▶ _TASK STATEMENT_:
Pictures appear in the records below; write out everything else exactly.

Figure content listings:
=====

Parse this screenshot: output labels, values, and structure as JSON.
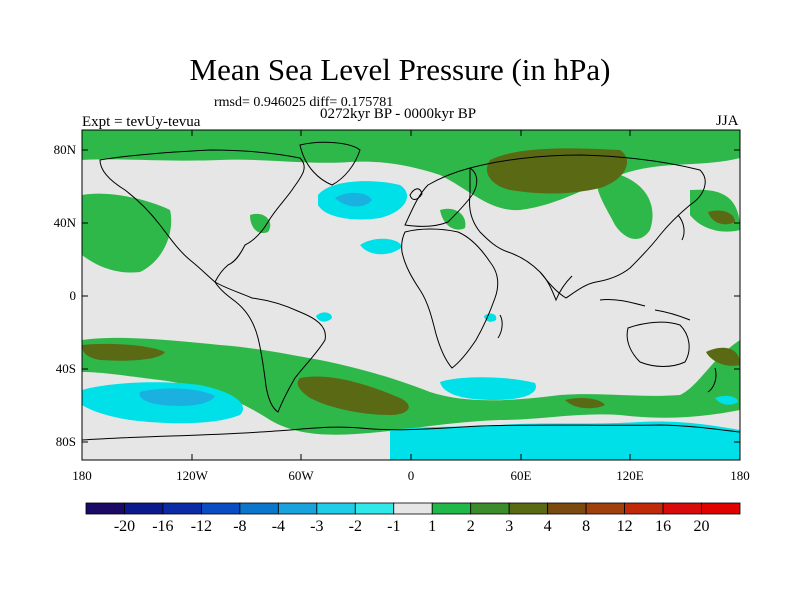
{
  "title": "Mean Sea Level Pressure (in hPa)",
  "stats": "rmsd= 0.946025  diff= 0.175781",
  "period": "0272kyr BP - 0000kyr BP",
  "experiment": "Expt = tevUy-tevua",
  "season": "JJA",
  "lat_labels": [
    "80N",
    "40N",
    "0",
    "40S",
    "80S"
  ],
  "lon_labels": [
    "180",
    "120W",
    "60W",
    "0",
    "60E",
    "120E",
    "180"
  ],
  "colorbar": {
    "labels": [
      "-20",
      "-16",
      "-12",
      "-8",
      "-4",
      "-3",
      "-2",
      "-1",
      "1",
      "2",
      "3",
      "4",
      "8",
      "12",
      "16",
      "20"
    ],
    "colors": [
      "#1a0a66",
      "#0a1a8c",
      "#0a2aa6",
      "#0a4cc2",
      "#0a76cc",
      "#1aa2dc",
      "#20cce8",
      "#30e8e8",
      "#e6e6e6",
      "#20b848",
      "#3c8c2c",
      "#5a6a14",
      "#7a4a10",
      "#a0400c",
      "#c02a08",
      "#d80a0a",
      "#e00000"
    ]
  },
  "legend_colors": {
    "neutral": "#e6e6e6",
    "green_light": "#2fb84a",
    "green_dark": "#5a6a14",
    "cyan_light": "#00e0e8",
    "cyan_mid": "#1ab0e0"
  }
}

=====

▶ _IN RESPONSE_:
Parse this screenshot: output labels, values, and structure as JSON.
{
  "title": "Mean Sea Level Pressure (in hPa)",
  "stats": "rmsd= 0.946025  diff= 0.175781",
  "period": "0272kyr BP - 0000kyr BP",
  "experiment": "Expt = tevUy-tevua",
  "season": "JJA",
  "lat_labels": [
    "80N",
    "40N",
    "0",
    "40S",
    "80S"
  ],
  "lon_labels": [
    "180",
    "120W",
    "60W",
    "0",
    "60E",
    "120E",
    "180"
  ],
  "colorbar": {
    "labels": [
      "-20",
      "-16",
      "-12",
      "-8",
      "-4",
      "-3",
      "-2",
      "-1",
      "1",
      "2",
      "3",
      "4",
      "8",
      "12",
      "16",
      "20"
    ],
    "colors": [
      "#1a0a66",
      "#0a1a8c",
      "#0a2aa6",
      "#0a4cc2",
      "#0a76cc",
      "#1aa2dc",
      "#20cce8",
      "#30e8e8",
      "#e6e6e6",
      "#20b848",
      "#3c8c2c",
      "#5a6a14",
      "#7a4a10",
      "#a0400c",
      "#c02a08",
      "#d80a0a",
      "#e00000"
    ]
  },
  "legend_colors": {
    "neutral": "#e6e6e6",
    "green_light": "#2fb84a",
    "green_dark": "#5a6a14",
    "cyan_light": "#00e0e8",
    "cyan_mid": "#1ab0e0"
  }
}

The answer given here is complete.